◆ Material for this task
::::::::

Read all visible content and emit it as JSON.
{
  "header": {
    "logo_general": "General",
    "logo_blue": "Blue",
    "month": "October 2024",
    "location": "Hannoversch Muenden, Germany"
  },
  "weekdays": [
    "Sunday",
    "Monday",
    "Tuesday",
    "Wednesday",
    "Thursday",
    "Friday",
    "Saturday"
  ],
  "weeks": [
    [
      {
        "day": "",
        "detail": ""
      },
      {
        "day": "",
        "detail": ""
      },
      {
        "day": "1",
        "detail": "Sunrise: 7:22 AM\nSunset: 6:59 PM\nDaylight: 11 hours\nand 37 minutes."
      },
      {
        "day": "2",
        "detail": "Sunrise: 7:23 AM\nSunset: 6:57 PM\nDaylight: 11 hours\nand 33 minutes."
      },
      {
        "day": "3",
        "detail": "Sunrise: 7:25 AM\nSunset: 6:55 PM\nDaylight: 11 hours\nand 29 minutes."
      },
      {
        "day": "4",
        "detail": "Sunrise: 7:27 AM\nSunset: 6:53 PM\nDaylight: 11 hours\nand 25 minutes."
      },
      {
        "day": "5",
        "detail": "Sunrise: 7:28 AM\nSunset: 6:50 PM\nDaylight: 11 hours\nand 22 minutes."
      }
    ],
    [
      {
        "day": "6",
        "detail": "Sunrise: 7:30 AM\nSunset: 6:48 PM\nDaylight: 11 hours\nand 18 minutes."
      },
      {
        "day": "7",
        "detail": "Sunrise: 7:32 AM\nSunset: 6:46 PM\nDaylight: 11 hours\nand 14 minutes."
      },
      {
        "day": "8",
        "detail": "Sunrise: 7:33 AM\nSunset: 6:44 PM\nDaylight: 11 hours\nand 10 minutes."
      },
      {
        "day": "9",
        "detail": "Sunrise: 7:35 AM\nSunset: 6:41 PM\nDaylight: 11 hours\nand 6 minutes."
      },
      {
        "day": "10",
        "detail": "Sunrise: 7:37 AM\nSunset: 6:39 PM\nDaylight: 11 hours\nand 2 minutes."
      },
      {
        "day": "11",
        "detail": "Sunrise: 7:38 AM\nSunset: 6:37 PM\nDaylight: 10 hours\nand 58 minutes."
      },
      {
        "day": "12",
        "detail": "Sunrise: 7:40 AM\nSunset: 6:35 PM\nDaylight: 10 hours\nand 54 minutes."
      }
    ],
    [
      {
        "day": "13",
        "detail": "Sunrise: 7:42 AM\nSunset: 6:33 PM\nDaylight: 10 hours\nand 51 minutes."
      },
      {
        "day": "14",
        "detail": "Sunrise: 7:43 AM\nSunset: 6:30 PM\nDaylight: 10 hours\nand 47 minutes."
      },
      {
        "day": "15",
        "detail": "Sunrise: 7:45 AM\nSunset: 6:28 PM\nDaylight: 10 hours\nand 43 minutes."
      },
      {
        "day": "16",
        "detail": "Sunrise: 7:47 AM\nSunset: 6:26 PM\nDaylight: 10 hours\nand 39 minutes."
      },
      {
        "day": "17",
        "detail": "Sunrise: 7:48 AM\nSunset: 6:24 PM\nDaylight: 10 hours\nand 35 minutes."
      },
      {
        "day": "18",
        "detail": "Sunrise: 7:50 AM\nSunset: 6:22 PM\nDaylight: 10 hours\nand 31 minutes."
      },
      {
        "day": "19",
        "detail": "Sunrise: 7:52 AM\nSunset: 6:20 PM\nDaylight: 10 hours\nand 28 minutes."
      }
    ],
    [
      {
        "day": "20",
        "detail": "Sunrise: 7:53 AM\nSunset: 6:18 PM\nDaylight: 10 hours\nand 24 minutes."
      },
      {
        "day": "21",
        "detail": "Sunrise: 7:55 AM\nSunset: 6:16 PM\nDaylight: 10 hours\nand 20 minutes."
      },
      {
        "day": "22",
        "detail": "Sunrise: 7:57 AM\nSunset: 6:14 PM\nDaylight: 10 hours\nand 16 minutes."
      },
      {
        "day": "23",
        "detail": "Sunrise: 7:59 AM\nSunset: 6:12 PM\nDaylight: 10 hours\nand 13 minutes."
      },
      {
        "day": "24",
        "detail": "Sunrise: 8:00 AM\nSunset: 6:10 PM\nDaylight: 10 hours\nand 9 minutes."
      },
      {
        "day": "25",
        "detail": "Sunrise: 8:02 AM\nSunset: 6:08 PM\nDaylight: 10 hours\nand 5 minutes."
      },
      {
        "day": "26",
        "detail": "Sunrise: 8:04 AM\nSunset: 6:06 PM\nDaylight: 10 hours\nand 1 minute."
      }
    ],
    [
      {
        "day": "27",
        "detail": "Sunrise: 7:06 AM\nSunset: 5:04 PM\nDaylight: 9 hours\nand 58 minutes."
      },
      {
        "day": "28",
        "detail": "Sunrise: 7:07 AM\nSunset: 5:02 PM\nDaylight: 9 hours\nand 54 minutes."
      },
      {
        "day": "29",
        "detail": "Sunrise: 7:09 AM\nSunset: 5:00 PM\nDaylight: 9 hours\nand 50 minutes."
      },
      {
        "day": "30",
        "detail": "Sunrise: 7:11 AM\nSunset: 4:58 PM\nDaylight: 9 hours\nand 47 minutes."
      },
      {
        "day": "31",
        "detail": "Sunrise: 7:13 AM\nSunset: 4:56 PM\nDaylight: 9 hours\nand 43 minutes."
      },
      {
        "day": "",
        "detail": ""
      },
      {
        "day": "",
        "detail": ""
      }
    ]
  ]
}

::::::::

◆ To be done
Please reproduce all of the entries exactly as they stand.

◆ Solution to the exercise
Read all visible content and emit it as JSON.
{
  "header": {
    "logo_general": "General",
    "logo_blue": "Blue",
    "month": "October 2024",
    "location": "Hannoversch Muenden, Germany"
  },
  "weekdays": [
    "Sunday",
    "Monday",
    "Tuesday",
    "Wednesday",
    "Thursday",
    "Friday",
    "Saturday"
  ],
  "weeks": [
    [
      {
        "day": "",
        "detail": ""
      },
      {
        "day": "",
        "detail": ""
      },
      {
        "day": "1",
        "detail": "Sunrise: 7:22 AM\nSunset: 6:59 PM\nDaylight: 11 hours\nand 37 minutes."
      },
      {
        "day": "2",
        "detail": "Sunrise: 7:23 AM\nSunset: 6:57 PM\nDaylight: 11 hours\nand 33 minutes."
      },
      {
        "day": "3",
        "detail": "Sunrise: 7:25 AM\nSunset: 6:55 PM\nDaylight: 11 hours\nand 29 minutes."
      },
      {
        "day": "4",
        "detail": "Sunrise: 7:27 AM\nSunset: 6:53 PM\nDaylight: 11 hours\nand 25 minutes."
      },
      {
        "day": "5",
        "detail": "Sunrise: 7:28 AM\nSunset: 6:50 PM\nDaylight: 11 hours\nand 22 minutes."
      }
    ],
    [
      {
        "day": "6",
        "detail": "Sunrise: 7:30 AM\nSunset: 6:48 PM\nDaylight: 11 hours\nand 18 minutes."
      },
      {
        "day": "7",
        "detail": "Sunrise: 7:32 AM\nSunset: 6:46 PM\nDaylight: 11 hours\nand 14 minutes."
      },
      {
        "day": "8",
        "detail": "Sunrise: 7:33 AM\nSunset: 6:44 PM\nDaylight: 11 hours\nand 10 minutes."
      },
      {
        "day": "9",
        "detail": "Sunrise: 7:35 AM\nSunset: 6:41 PM\nDaylight: 11 hours\nand 6 minutes."
      },
      {
        "day": "10",
        "detail": "Sunrise: 7:37 AM\nSunset: 6:39 PM\nDaylight: 11 hours\nand 2 minutes."
      },
      {
        "day": "11",
        "detail": "Sunrise: 7:38 AM\nSunset: 6:37 PM\nDaylight: 10 hours\nand 58 minutes."
      },
      {
        "day": "12",
        "detail": "Sunrise: 7:40 AM\nSunset: 6:35 PM\nDaylight: 10 hours\nand 54 minutes."
      }
    ],
    [
      {
        "day": "13",
        "detail": "Sunrise: 7:42 AM\nSunset: 6:33 PM\nDaylight: 10 hours\nand 51 minutes."
      },
      {
        "day": "14",
        "detail": "Sunrise: 7:43 AM\nSunset: 6:30 PM\nDaylight: 10 hours\nand 47 minutes."
      },
      {
        "day": "15",
        "detail": "Sunrise: 7:45 AM\nSunset: 6:28 PM\nDaylight: 10 hours\nand 43 minutes."
      },
      {
        "day": "16",
        "detail": "Sunrise: 7:47 AM\nSunset: 6:26 PM\nDaylight: 10 hours\nand 39 minutes."
      },
      {
        "day": "17",
        "detail": "Sunrise: 7:48 AM\nSunset: 6:24 PM\nDaylight: 10 hours\nand 35 minutes."
      },
      {
        "day": "18",
        "detail": "Sunrise: 7:50 AM\nSunset: 6:22 PM\nDaylight: 10 hours\nand 31 minutes."
      },
      {
        "day": "19",
        "detail": "Sunrise: 7:52 AM\nSunset: 6:20 PM\nDaylight: 10 hours\nand 28 minutes."
      }
    ],
    [
      {
        "day": "20",
        "detail": "Sunrise: 7:53 AM\nSunset: 6:18 PM\nDaylight: 10 hours\nand 24 minutes."
      },
      {
        "day": "21",
        "detail": "Sunrise: 7:55 AM\nSunset: 6:16 PM\nDaylight: 10 hours\nand 20 minutes."
      },
      {
        "day": "22",
        "detail": "Sunrise: 7:57 AM\nSunset: 6:14 PM\nDaylight: 10 hours\nand 16 minutes."
      },
      {
        "day": "23",
        "detail": "Sunrise: 7:59 AM\nSunset: 6:12 PM\nDaylight: 10 hours\nand 13 minutes."
      },
      {
        "day": "24",
        "detail": "Sunrise: 8:00 AM\nSunset: 6:10 PM\nDaylight: 10 hours\nand 9 minutes."
      },
      {
        "day": "25",
        "detail": "Sunrise: 8:02 AM\nSunset: 6:08 PM\nDaylight: 10 hours\nand 5 minutes."
      },
      {
        "day": "26",
        "detail": "Sunrise: 8:04 AM\nSunset: 6:06 PM\nDaylight: 10 hours\nand 1 minute."
      }
    ],
    [
      {
        "day": "27",
        "detail": "Sunrise: 7:06 AM\nSunset: 5:04 PM\nDaylight: 9 hours\nand 58 minutes."
      },
      {
        "day": "28",
        "detail": "Sunrise: 7:07 AM\nSunset: 5:02 PM\nDaylight: 9 hours\nand 54 minutes."
      },
      {
        "day": "29",
        "detail": "Sunrise: 7:09 AM\nSunset: 5:00 PM\nDaylight: 9 hours\nand 50 minutes."
      },
      {
        "day": "30",
        "detail": "Sunrise: 7:11 AM\nSunset: 4:58 PM\nDaylight: 9 hours\nand 47 minutes."
      },
      {
        "day": "31",
        "detail": "Sunrise: 7:13 AM\nSunset: 4:56 PM\nDaylight: 9 hours\nand 43 minutes."
      },
      {
        "day": "",
        "detail": ""
      },
      {
        "day": "",
        "detail": ""
      }
    ]
  ]
}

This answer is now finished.